---------- Dataset records ----------

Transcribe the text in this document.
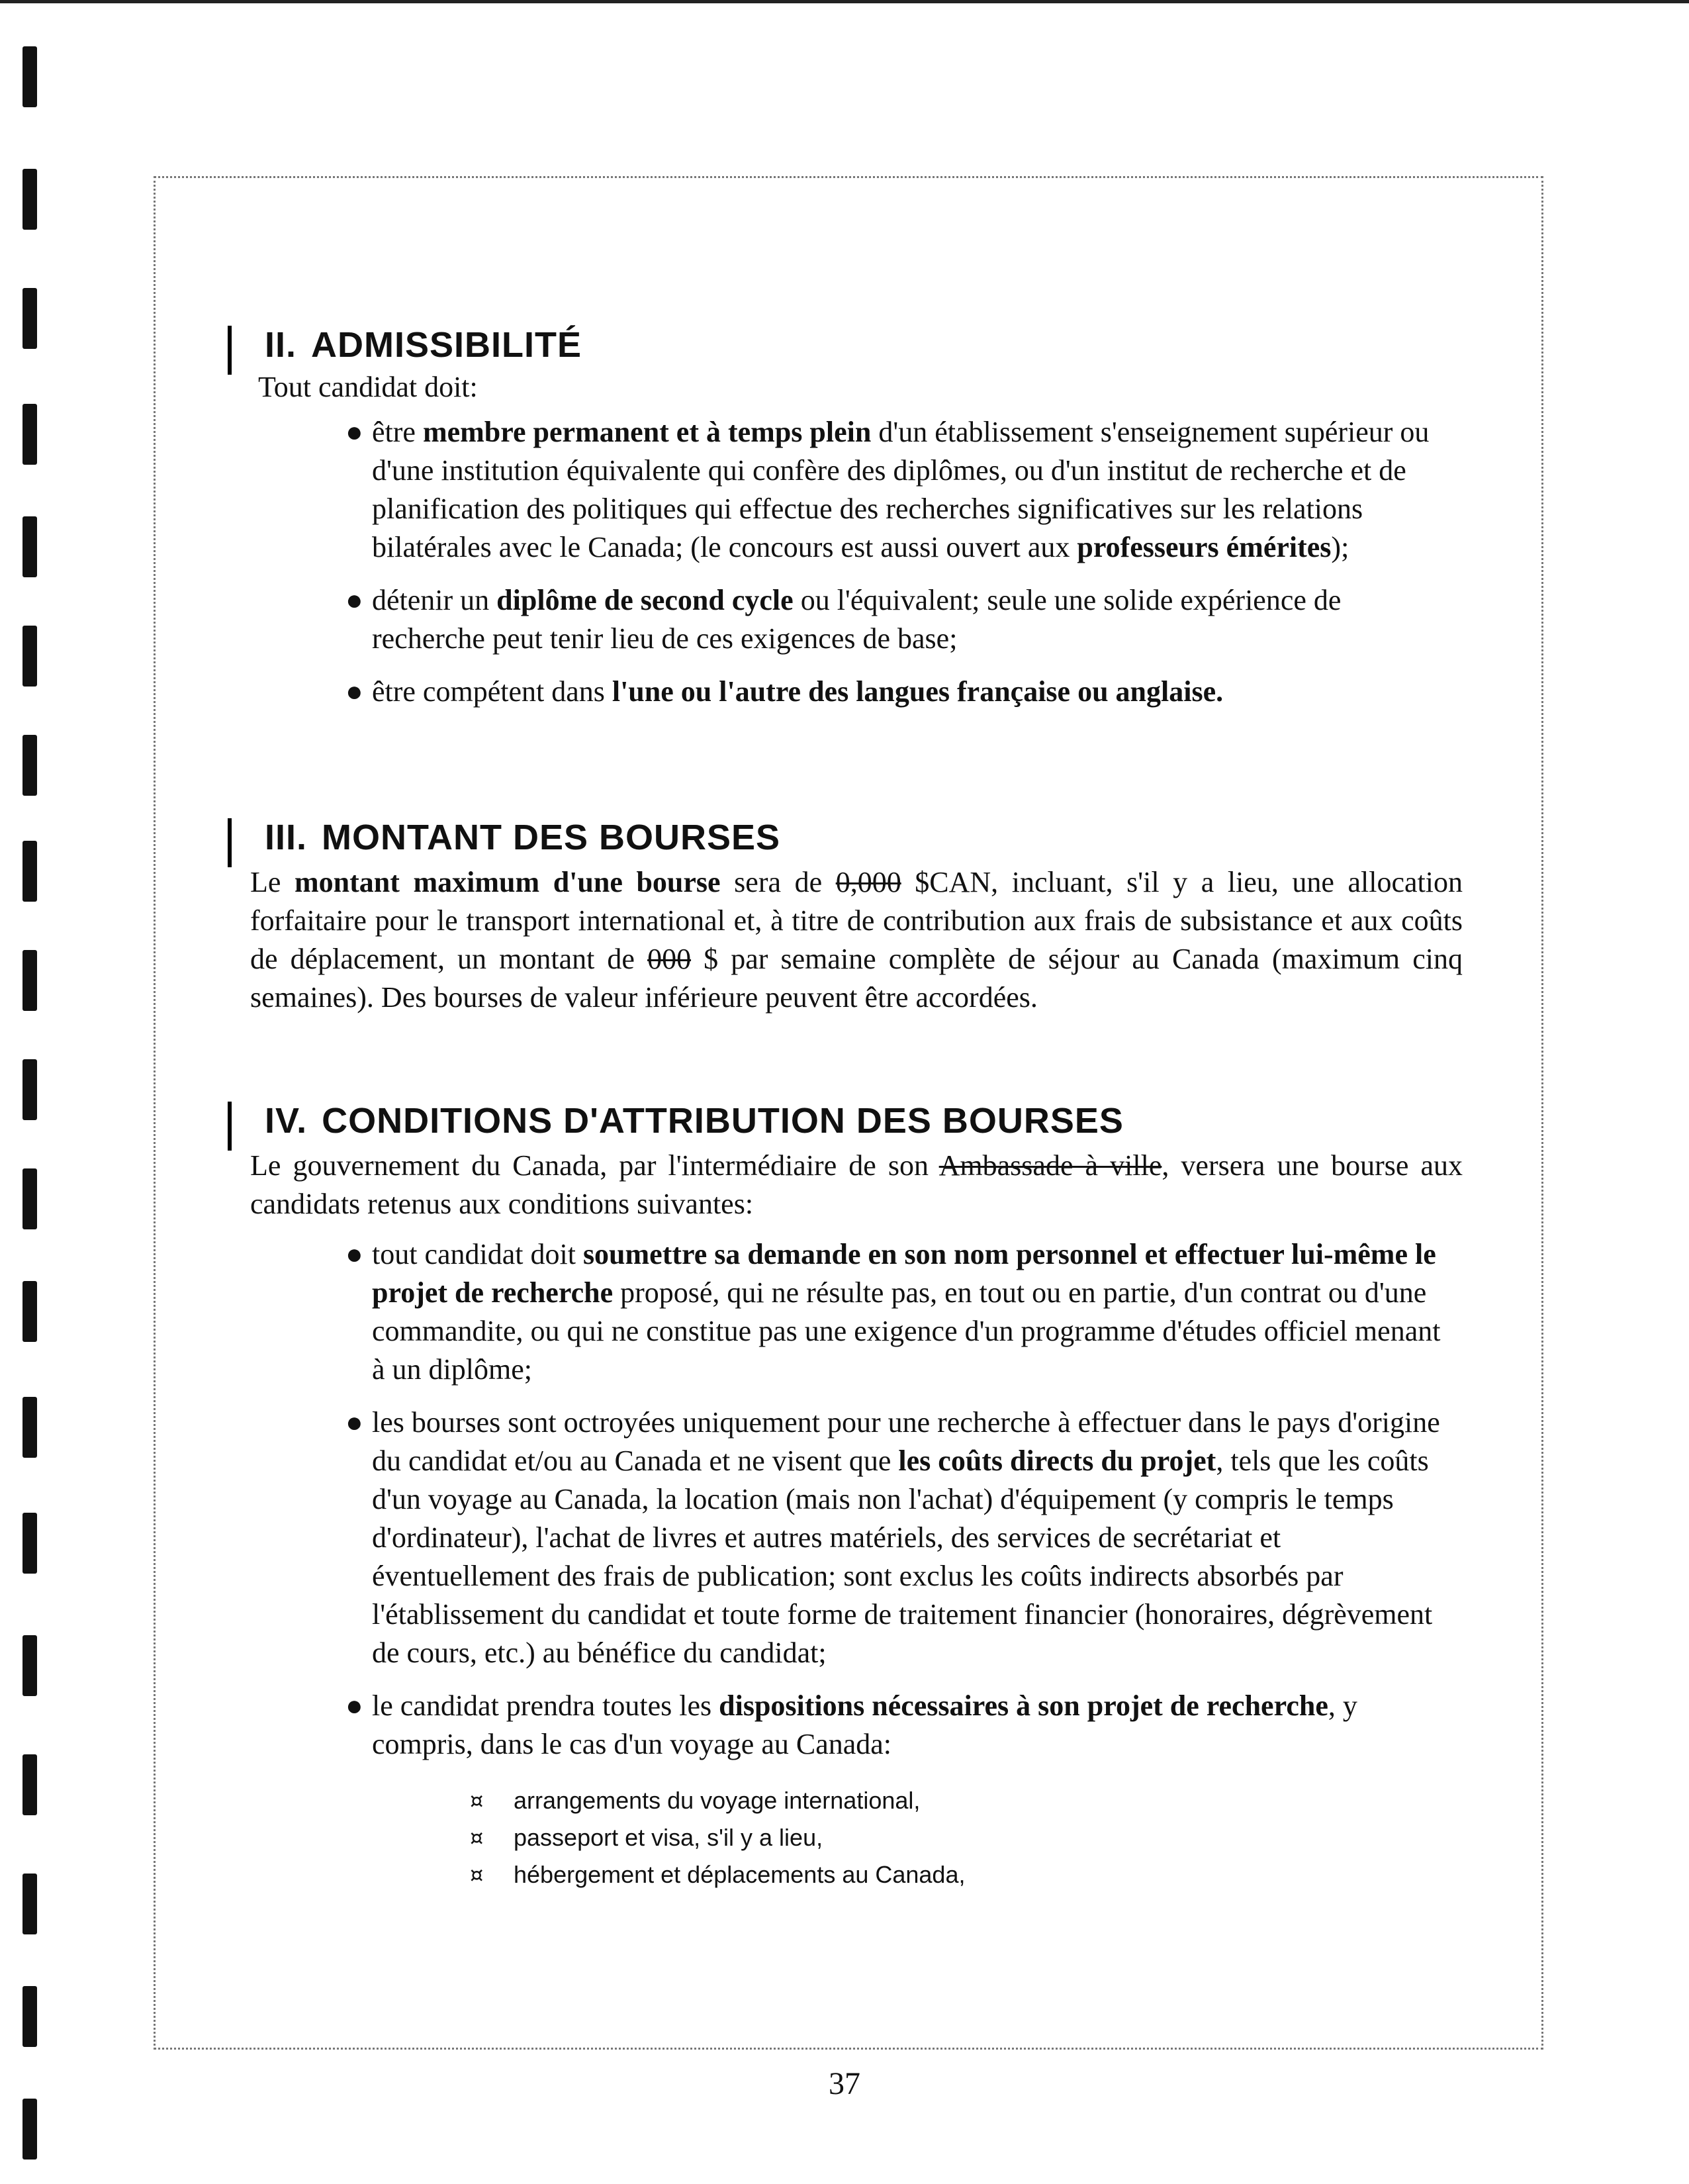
II. ADMISSIBILITÉ
Tout candidat doit:
● être membre permanent et à temps plein d'un établissement s'enseignement supérieur ou d'une institution équivalente qui confère des diplômes, ou d'un institut de recherche et de planification des politiques qui effectue des recherches significatives sur les relations bilatérales avec le Canada; (le concours est aussi ouvert aux professeurs émérites);
● détenir un diplôme de second cycle ou l'équivalent; seule une solide expérience de recherche peut tenir lieu de ces exigences de base;
● être compétent dans l'une ou l'autre des langues française ou anglaise.
III. MONTANT DES BOURSES

Le montant maximum d'une bourse sera de 0,000 $CAN, incluant, s'il y a lieu, une allocation forfaitaire pour le transport international et, à titre de contribution aux frais de subsistance et aux coûts de déplacement, un montant de 000 $ par semaine complète de séjour au Canada (maximum cinq semaines). Des bourses de valeur inférieure peuvent être accordées.

IV. CONDITIONS D'ATTRIBUTION DES BOURSES

Le gouvernement du Canada, par l'intermédiaire de son Ambassade à ville, versera une bourse aux candidats retenus aux conditions suivantes:

● tout candidat doit soumettre sa demande en son nom personnel et effectuer lui-même le projet de recherche proposé, qui ne résulte pas, en tout ou en partie, d'un contrat ou d'une commandite, ou qui ne constitue pas une exigence d'un programme d'études officiel menant à un diplôme;
● les bourses sont octroyées uniquement pour une recherche à effectuer dans le pays d'origine du candidat et/ou au Canada et ne visent que les coûts directs du projet, tels que les coûts d'un voyage au Canada, la location (mais non l'achat) d'équipement (y compris le temps d'ordinateur), l'achat de livres et autres matériels, des services de secrétariat et éventuellement des frais de publication; sont exclus les coûts indirects absorbés par l'établissement du candidat et toute forme de traitement financier (honoraires, dégrèvement de cours, etc.) au bénéfice du candidat;
● le candidat prendra toutes les dispositions nécessaires à son projet de recherche, y compris, dans le cas d'un voyage au Canada:
¤ arrangements du voyage international,
¤ passeport et visa, s'il y a lieu,
¤ hébergement et déplacements au Canada,
37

----------

Quote every line of the records above exactly; no picture is to be copied.

# [The result]
Transcribe the text in this document.
II. ADMISSIBILITÉ
Tout candidat doit:
● être membre permanent et à temps plein d'un établissement s'enseignement supérieur ou d'une institution équivalente qui confère des diplômes, ou d'un institut de recherche et de planification des politiques qui effectue des recherches significatives sur les relations bilatérales avec le Canada; (le concours est aussi ouvert aux professeurs émérites);
● détenir un diplôme de second cycle ou l'équivalent; seule une solide expérience de recherche peut tenir lieu de ces exigences de base;
● être compétent dans l'une ou l'autre des langues française ou anglaise.
III. MONTANT DES BOURSES

Le montant maximum d'une bourse sera de 0,000 $CAN, incluant, s'il y a lieu, une allocation forfaitaire pour le transport international et, à titre de contribution aux frais de subsistance et aux coûts de déplacement, un montant de 000 $ par semaine complète de séjour au Canada (maximum cinq semaines). Des bourses de valeur inférieure peuvent être accordées.

IV. CONDITIONS D'ATTRIBUTION DES BOURSES

Le gouvernement du Canada, par l'intermédiaire de son Ambassade à ville, versera une bourse aux candidats retenus aux conditions suivantes:

● tout candidat doit soumettre sa demande en son nom personnel et effectuer lui-même le projet de recherche proposé, qui ne résulte pas, en tout ou en partie, d'un contrat ou d'une commandite, ou qui ne constitue pas une exigence d'un programme d'études officiel menant à un diplôme;
● les bourses sont octroyées uniquement pour une recherche à effectuer dans le pays d'origine du candidat et/ou au Canada et ne visent que les coûts directs du projet, tels que les coûts d'un voyage au Canada, la location (mais non l'achat) d'équipement (y compris le temps d'ordinateur), l'achat de livres et autres matériels, des services de secrétariat et éventuellement des frais de publication; sont exclus les coûts indirects absorbés par l'établissement du candidat et toute forme de traitement financier (honoraires, dégrèvement de cours, etc.) au bénéfice du candidat;
● le candidat prendra toutes les dispositions nécessaires à son projet de recherche, y compris, dans le cas d'un voyage au Canada:
¤ arrangements du voyage international,
¤ passeport et visa, s'il y a lieu,
¤ hébergement et déplacements au Canada,
37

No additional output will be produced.